STATED TASK. Pictures aside, write out every record exactly as it appears.

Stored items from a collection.
----------

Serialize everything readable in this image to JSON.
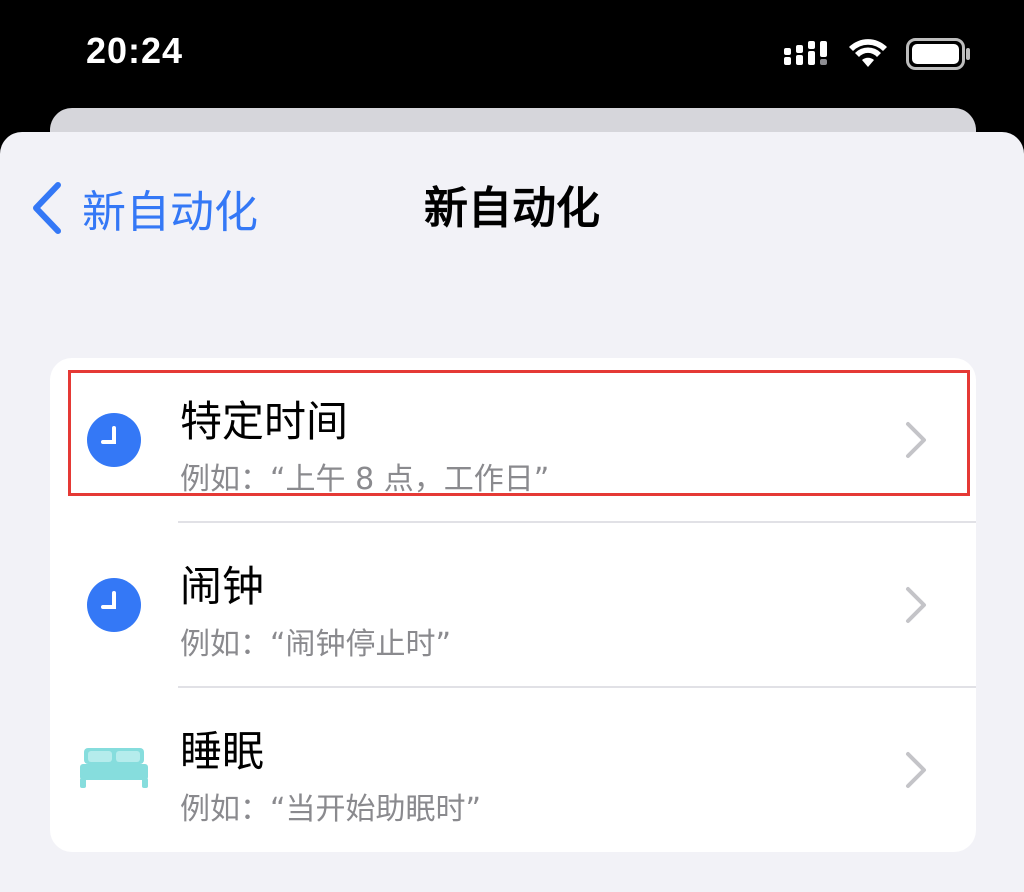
{
  "status_bar": {
    "time": "20:24",
    "icons": [
      "cellular-signal-icon",
      "wifi-icon",
      "battery-icon"
    ]
  },
  "nav": {
    "back_label": "新自动化",
    "title": "新自动化"
  },
  "items": [
    {
      "title": "特定时间",
      "subtitle": "例如：“上午 8 点，工作日”",
      "icon": "clock-icon",
      "icon_color": "#3478f6",
      "selected": true
    },
    {
      "title": "闹钟",
      "subtitle": "例如：“闹钟停止时”",
      "icon": "clock-icon",
      "icon_color": "#3478f6"
    },
    {
      "title": "睡眠",
      "subtitle": "例如：“当开始助眠时”",
      "icon": "bed-icon",
      "icon_color": "#86dddd"
    }
  ],
  "colors": {
    "accent": "#3478f6",
    "highlight": "#e53935",
    "sheet_background": "#f2f2f7"
  }
}
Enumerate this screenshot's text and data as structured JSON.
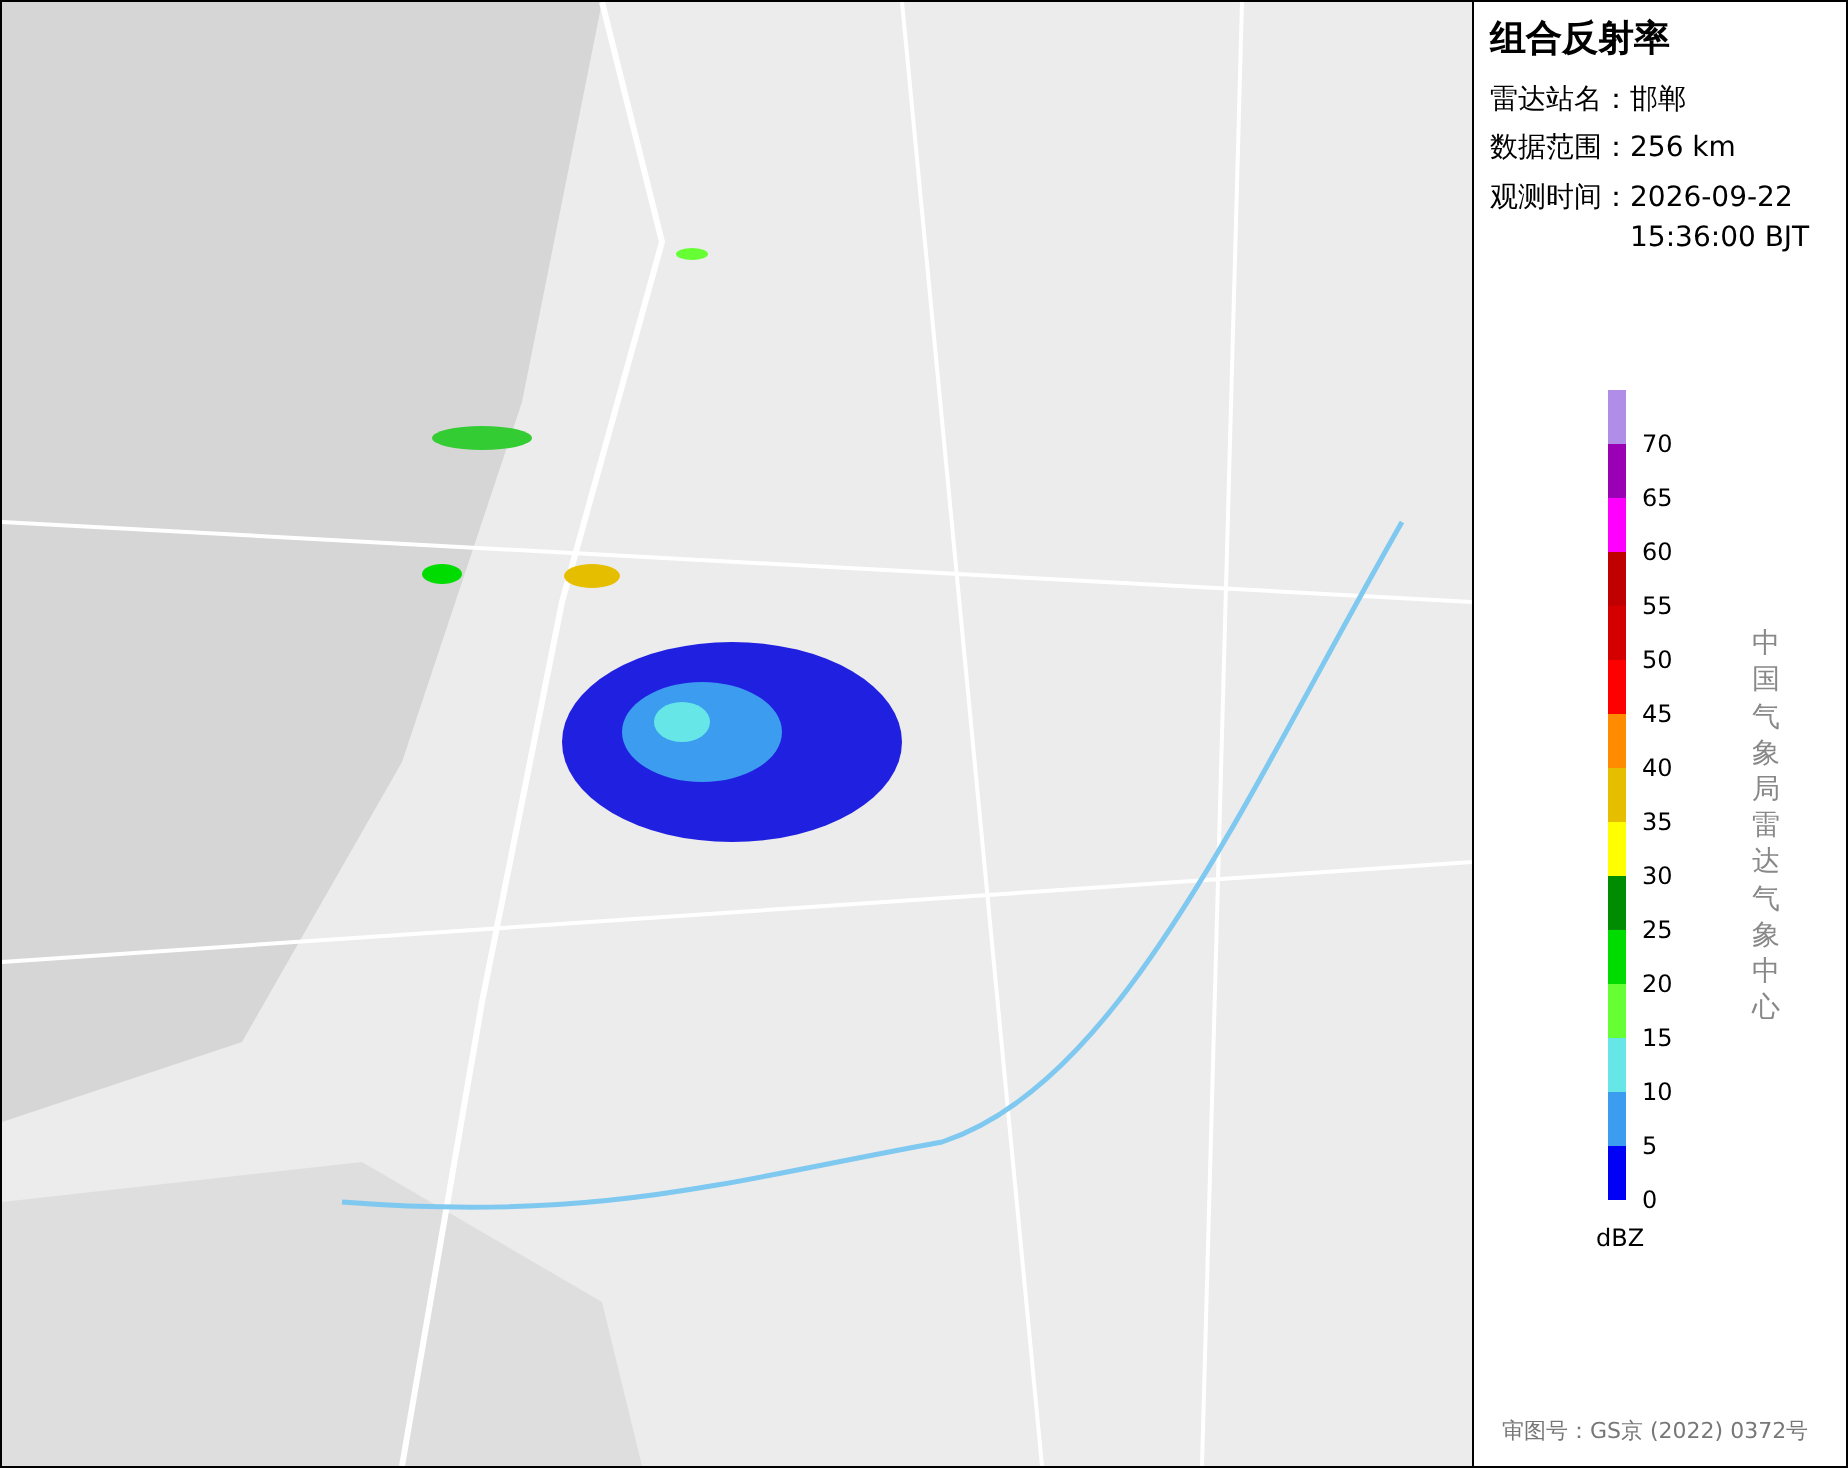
{
  "panel": {
    "title": "组合反射率",
    "info": [
      {
        "label": "雷达站名：",
        "value": "邯郸"
      },
      {
        "label": "数据范围：",
        "value": "256 km"
      },
      {
        "label": "观测时间：",
        "value": "2026-09-22 15:36:00 BJT"
      }
    ],
    "legend": {
      "unit": "dBZ",
      "bands": [
        {
          "color": "#b08ee8",
          "label": "70"
        },
        {
          "color": "#9a00b4",
          "label": "65"
        },
        {
          "color": "#ff00ff",
          "label": "60"
        },
        {
          "color": "#c00000",
          "label": "55"
        },
        {
          "color": "#d40000",
          "label": "50"
        },
        {
          "color": "#ff0000",
          "label": "45"
        },
        {
          "color": "#ff8c00",
          "label": "40"
        },
        {
          "color": "#e6be00",
          "label": "35"
        },
        {
          "color": "#ffff00",
          "label": "30"
        },
        {
          "color": "#008c00",
          "label": "25"
        },
        {
          "color": "#00dc00",
          "label": "20"
        },
        {
          "color": "#66ff33",
          "label": "15"
        },
        {
          "color": "#66e6e6",
          "label": "10"
        },
        {
          "color": "#3c9cf0",
          "label": "5"
        },
        {
          "color": "#0000f6",
          "label": "0"
        }
      ]
    },
    "credit": "中国气象局雷达气象中心",
    "approval": "审图号：GS京 (2022) 0372号"
  }
}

----------

ANSWER IN FULL.
Serialize everything readable in this image to JSON.
{
  "status_bar": {
    "time": "20:24",
    "icons": [
      "cellular-signal-icon",
      "wifi-icon",
      "battery-icon"
    ]
  },
  "nav": {
    "back_label": "新自动化",
    "title": "新自动化"
  },
  "items": [
    {
      "title": "特定时间",
      "subtitle": "例如：“上午 8 点，工作日”",
      "icon": "clock-icon",
      "icon_color": "#3478f6",
      "selected": true
    },
    {
      "title": "闹钟",
      "subtitle": "例如：“闹钟停止时”",
      "icon": "clock-icon",
      "icon_color": "#3478f6"
    },
    {
      "title": "睡眠",
      "subtitle": "例如：“当开始助眠时”",
      "icon": "bed-icon",
      "icon_color": "#86dddd"
    }
  ],
  "colors": {
    "accent": "#3478f6",
    "highlight": "#e53935",
    "sheet_background": "#f2f2f7"
  }
}
Enumerate this screenshot's text and data as structured JSON.
{
  "panel": {
    "title": "组合反射率",
    "info": [
      {
        "label": "雷达站名：",
        "value": "邯郸"
      },
      {
        "label": "数据范围：",
        "value": "256 km"
      },
      {
        "label": "观测时间：",
        "value": "2026-09-22 15:36:00 BJT"
      }
    ],
    "legend": {
      "unit": "dBZ",
      "bands": [
        {
          "color": "#b08ee8",
          "label": "70"
        },
        {
          "color": "#9a00b4",
          "label": "65"
        },
        {
          "color": "#ff00ff",
          "label": "60"
        },
        {
          "color": "#c00000",
          "label": "55"
        },
        {
          "color": "#d40000",
          "label": "50"
        },
        {
          "color": "#ff0000",
          "label": "45"
        },
        {
          "color": "#ff8c00",
          "label": "40"
        },
        {
          "color": "#e6be00",
          "label": "35"
        },
        {
          "color": "#ffff00",
          "label": "30"
        },
        {
          "color": "#008c00",
          "label": "25"
        },
        {
          "color": "#00dc00",
          "label": "20"
        },
        {
          "color": "#66ff33",
          "label": "15"
        },
        {
          "color": "#66e6e6",
          "label": "10"
        },
        {
          "color": "#3c9cf0",
          "label": "5"
        },
        {
          "color": "#0000f6",
          "label": "0"
        }
      ]
    },
    "credit": "中国气象局雷达气象中心",
    "approval": "审图号：GS京 (2022) 0372号"
  }
}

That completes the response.